_Written instruction_
Copy every line from the data below in which the string "text" can be found.

_Source records_
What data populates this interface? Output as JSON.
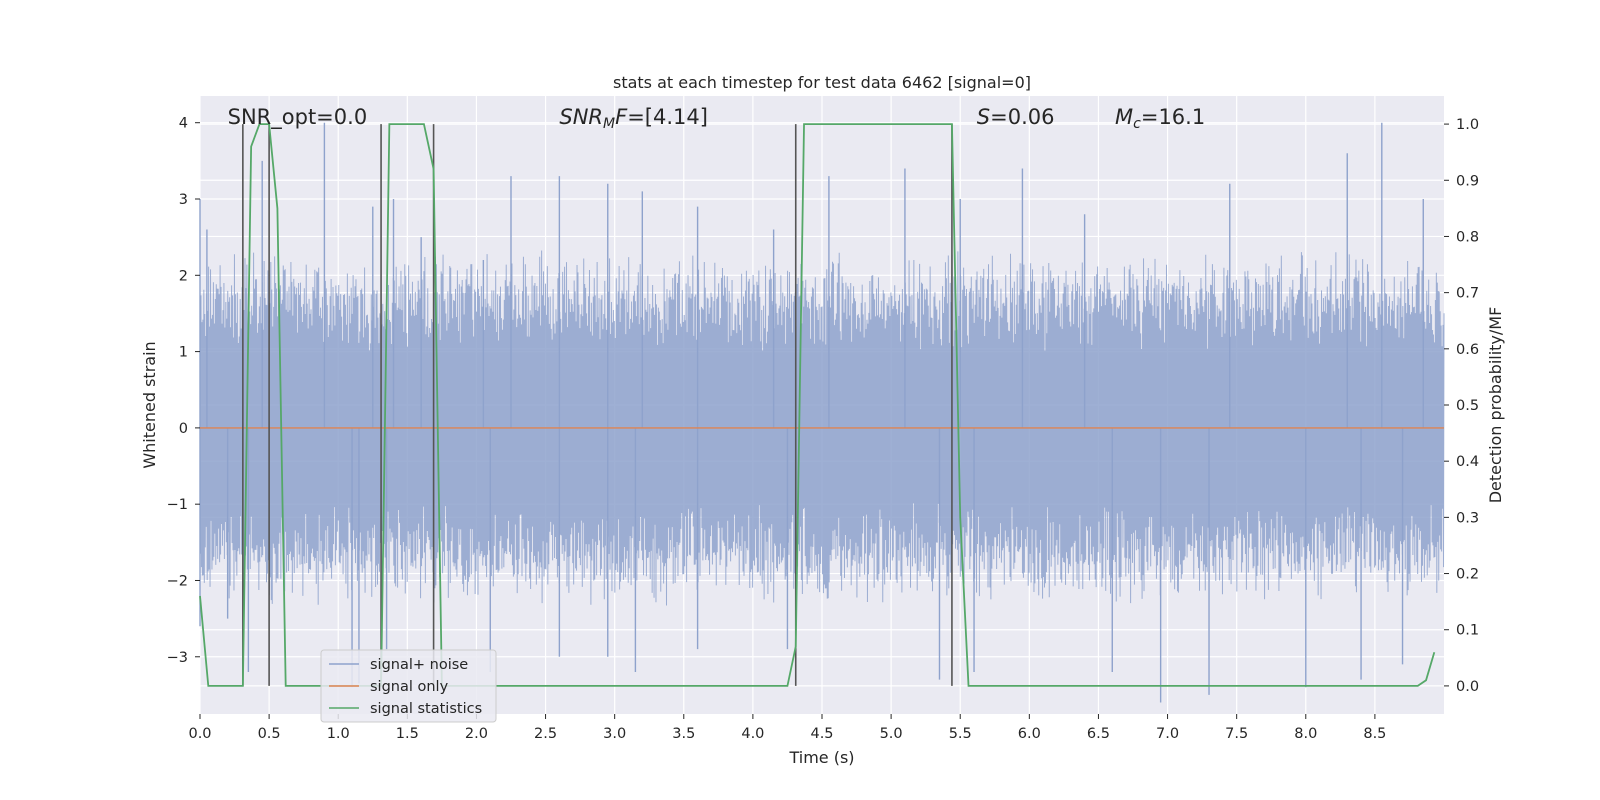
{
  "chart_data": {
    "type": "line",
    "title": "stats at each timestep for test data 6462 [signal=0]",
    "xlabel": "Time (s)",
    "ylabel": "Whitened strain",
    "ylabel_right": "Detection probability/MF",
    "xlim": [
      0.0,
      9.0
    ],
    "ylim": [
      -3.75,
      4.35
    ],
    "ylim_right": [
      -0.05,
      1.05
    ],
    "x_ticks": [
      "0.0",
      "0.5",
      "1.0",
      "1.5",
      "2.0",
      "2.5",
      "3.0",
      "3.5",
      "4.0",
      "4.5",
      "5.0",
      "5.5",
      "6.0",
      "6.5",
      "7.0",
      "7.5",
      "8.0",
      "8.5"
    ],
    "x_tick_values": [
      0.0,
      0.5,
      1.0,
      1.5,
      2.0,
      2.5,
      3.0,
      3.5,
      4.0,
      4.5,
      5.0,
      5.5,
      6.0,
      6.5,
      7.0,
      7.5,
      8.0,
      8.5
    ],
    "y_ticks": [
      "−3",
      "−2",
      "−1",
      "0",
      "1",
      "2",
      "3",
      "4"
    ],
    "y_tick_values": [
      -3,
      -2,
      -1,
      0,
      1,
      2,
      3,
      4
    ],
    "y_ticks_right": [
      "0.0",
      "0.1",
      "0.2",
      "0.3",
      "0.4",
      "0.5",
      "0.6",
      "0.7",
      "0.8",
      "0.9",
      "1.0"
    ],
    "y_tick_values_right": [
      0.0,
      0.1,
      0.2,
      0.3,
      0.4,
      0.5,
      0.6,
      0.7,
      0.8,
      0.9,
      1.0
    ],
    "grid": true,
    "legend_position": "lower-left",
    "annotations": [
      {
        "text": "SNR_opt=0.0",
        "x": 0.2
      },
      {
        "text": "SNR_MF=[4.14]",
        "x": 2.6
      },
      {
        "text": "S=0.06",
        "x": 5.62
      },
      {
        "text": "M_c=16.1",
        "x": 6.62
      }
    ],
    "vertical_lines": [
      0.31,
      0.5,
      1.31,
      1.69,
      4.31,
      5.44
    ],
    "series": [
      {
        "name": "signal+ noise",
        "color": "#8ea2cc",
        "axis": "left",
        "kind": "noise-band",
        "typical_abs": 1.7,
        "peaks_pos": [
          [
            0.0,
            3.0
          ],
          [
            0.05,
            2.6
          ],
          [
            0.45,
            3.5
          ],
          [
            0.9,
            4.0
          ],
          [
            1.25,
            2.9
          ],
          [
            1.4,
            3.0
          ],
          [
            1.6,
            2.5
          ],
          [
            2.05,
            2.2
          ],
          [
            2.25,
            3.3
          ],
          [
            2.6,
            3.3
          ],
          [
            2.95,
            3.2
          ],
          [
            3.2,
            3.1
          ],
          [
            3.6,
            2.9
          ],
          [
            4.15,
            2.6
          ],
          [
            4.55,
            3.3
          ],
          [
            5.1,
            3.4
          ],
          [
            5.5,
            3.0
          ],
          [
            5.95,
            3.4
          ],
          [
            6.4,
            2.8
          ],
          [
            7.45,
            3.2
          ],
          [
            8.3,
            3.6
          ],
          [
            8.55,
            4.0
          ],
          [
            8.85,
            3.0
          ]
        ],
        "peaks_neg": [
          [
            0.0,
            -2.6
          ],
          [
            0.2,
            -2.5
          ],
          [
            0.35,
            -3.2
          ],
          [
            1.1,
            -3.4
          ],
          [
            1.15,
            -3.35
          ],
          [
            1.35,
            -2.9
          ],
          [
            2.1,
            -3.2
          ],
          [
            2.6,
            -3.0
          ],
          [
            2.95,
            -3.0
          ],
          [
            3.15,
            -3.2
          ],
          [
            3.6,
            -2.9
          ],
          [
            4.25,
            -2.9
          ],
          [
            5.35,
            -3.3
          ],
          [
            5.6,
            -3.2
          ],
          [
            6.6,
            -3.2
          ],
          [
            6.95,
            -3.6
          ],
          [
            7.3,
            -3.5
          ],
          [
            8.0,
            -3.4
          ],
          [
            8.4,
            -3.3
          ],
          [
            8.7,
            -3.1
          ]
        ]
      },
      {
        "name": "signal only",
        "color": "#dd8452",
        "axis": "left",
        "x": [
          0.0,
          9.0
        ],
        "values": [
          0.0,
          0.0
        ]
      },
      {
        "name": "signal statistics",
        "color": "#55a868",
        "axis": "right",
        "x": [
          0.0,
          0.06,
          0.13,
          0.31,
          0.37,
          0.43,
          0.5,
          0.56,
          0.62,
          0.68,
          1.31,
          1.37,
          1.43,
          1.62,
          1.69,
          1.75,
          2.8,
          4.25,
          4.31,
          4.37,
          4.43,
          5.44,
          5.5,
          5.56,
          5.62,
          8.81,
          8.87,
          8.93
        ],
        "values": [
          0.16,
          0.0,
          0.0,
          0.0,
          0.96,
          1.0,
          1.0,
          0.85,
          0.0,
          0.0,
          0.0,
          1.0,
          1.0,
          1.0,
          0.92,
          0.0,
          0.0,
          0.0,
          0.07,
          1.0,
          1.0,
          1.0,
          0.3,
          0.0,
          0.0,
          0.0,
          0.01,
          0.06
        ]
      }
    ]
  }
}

_Finished answer_
        "text": "SNR_opt=0.0",
        "text": "SNR_MF=[4.14]",
        "text": "S=0.06",
        "text": "M_c=16.1",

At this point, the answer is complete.